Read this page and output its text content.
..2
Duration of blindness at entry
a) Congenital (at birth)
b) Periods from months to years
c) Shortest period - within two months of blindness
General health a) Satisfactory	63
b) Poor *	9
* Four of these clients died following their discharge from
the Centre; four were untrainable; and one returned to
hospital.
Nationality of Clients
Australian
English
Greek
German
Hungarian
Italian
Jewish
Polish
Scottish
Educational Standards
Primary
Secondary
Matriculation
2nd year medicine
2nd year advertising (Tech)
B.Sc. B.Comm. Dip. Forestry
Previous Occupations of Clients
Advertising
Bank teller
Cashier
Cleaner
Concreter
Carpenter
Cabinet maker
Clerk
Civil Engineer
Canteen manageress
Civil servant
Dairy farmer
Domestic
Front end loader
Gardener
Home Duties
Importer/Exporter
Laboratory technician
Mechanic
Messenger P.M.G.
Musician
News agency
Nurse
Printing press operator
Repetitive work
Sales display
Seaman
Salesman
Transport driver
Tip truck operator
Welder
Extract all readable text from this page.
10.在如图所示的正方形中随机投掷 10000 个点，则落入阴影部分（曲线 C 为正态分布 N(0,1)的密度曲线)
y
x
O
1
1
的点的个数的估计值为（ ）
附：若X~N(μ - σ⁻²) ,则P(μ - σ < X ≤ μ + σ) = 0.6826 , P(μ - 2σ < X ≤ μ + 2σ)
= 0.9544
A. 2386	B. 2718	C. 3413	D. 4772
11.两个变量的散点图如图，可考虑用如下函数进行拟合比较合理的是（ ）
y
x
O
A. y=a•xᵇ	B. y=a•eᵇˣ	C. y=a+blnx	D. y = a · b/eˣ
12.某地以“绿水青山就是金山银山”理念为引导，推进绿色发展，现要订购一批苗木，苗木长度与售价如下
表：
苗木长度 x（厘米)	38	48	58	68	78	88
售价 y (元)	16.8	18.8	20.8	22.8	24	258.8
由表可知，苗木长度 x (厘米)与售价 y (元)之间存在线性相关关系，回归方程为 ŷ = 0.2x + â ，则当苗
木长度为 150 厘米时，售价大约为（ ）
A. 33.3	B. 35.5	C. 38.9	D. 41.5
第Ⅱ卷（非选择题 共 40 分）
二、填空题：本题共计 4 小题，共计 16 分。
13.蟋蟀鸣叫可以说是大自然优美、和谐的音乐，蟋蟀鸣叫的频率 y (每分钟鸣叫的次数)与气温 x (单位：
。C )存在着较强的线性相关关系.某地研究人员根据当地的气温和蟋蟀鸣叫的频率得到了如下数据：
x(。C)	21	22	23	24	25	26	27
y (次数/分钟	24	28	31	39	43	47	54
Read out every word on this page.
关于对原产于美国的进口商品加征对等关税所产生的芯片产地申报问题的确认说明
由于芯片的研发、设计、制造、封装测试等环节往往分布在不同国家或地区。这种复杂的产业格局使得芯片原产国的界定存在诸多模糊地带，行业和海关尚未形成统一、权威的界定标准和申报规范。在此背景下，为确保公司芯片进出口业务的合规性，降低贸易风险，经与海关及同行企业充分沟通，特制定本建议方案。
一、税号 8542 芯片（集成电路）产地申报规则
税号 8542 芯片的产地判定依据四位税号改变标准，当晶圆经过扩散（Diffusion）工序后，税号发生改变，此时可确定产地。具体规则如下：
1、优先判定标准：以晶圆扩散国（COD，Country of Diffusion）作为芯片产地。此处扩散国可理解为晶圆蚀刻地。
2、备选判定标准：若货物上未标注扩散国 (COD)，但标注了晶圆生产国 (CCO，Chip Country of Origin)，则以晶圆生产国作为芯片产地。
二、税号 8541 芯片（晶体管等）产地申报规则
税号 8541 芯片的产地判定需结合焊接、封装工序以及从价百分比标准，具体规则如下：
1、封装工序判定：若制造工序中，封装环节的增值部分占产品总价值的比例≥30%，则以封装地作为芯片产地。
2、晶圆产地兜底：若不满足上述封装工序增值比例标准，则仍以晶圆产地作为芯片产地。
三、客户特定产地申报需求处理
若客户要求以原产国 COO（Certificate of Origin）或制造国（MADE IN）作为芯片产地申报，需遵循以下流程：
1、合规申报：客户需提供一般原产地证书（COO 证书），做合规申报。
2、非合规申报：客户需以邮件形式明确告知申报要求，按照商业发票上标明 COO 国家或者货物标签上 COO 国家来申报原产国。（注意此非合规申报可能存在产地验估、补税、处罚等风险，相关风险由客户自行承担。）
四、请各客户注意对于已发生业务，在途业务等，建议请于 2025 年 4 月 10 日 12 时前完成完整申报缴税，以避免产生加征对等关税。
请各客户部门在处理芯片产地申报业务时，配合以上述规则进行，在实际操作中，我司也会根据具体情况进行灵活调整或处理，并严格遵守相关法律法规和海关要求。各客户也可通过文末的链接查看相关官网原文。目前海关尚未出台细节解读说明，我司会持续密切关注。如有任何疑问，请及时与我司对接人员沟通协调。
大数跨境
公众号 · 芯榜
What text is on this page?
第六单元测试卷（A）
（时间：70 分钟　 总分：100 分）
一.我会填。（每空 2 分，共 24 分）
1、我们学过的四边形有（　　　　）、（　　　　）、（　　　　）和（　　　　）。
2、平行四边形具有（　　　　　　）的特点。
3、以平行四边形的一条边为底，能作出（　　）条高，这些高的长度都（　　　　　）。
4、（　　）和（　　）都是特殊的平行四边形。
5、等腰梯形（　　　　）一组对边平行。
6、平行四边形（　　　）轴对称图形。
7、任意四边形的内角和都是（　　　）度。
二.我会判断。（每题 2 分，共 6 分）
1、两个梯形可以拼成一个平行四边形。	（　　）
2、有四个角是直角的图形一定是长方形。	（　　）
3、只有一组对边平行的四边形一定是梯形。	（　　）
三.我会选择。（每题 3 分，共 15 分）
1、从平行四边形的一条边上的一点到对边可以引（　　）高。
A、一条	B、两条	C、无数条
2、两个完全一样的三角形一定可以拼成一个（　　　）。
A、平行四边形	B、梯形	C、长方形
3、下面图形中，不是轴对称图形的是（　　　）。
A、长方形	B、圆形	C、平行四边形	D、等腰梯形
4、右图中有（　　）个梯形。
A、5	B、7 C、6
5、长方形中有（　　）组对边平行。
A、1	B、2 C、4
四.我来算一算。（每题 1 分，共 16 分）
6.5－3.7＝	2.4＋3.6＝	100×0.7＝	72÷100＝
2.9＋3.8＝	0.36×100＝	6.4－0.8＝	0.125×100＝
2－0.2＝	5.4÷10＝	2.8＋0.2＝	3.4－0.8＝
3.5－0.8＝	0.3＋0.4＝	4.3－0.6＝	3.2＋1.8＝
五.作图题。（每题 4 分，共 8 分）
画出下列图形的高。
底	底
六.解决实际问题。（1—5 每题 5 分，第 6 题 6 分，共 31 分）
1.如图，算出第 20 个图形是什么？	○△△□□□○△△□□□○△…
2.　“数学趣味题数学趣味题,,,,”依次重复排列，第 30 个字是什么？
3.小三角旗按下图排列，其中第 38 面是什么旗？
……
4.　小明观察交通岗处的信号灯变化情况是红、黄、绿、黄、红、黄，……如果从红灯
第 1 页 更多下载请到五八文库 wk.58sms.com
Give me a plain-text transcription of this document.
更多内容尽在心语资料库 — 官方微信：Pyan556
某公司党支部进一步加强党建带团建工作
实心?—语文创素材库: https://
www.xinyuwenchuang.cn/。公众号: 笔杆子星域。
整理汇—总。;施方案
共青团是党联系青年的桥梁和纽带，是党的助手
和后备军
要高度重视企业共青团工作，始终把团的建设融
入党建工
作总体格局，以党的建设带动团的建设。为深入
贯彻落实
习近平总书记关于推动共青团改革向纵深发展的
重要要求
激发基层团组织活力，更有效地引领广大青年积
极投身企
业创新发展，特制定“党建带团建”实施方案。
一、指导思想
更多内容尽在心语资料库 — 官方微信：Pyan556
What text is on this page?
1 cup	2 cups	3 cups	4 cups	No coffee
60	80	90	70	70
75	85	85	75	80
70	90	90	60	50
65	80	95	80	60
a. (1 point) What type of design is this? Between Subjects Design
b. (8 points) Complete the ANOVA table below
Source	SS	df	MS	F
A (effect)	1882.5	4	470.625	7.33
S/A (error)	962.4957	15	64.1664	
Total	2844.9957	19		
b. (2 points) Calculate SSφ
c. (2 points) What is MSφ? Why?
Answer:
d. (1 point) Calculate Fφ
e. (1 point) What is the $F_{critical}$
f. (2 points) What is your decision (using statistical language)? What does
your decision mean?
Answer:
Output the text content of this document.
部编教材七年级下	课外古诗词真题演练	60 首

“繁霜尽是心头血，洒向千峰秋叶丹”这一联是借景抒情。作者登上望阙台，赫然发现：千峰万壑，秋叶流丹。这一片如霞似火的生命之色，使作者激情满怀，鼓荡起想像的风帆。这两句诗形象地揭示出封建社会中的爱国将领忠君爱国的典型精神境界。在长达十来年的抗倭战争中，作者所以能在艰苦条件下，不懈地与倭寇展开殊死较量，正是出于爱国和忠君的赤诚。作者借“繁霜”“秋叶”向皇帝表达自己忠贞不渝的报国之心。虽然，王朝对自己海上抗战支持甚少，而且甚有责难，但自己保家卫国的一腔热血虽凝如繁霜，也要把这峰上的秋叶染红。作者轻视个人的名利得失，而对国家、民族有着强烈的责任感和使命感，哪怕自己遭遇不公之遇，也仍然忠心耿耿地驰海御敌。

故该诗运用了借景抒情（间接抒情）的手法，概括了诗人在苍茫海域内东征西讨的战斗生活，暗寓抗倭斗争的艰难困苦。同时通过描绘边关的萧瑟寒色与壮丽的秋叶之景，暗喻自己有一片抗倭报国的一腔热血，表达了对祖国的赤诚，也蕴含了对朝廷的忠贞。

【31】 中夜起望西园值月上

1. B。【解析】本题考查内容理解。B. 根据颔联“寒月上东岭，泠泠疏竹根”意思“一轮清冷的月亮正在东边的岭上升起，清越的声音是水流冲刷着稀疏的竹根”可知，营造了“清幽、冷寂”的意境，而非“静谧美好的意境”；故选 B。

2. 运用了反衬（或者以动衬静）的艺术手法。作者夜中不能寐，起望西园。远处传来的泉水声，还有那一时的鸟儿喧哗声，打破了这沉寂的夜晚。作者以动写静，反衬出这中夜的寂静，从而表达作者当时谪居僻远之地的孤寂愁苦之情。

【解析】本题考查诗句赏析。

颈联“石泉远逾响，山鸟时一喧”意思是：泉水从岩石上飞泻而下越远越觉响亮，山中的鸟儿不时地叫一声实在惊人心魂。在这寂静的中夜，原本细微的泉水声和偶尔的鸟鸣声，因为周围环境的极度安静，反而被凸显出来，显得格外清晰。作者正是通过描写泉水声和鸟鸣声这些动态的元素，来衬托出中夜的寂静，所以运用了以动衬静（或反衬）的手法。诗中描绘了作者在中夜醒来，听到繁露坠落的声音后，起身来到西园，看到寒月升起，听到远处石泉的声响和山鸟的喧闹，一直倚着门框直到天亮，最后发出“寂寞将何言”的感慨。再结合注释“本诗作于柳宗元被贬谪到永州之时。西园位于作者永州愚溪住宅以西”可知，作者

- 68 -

────────────────────────────────────────

◆ Work to complete: Check each line of the data above for the string "Country" and report only how many lines have it.

◆ Output for this exercise: 2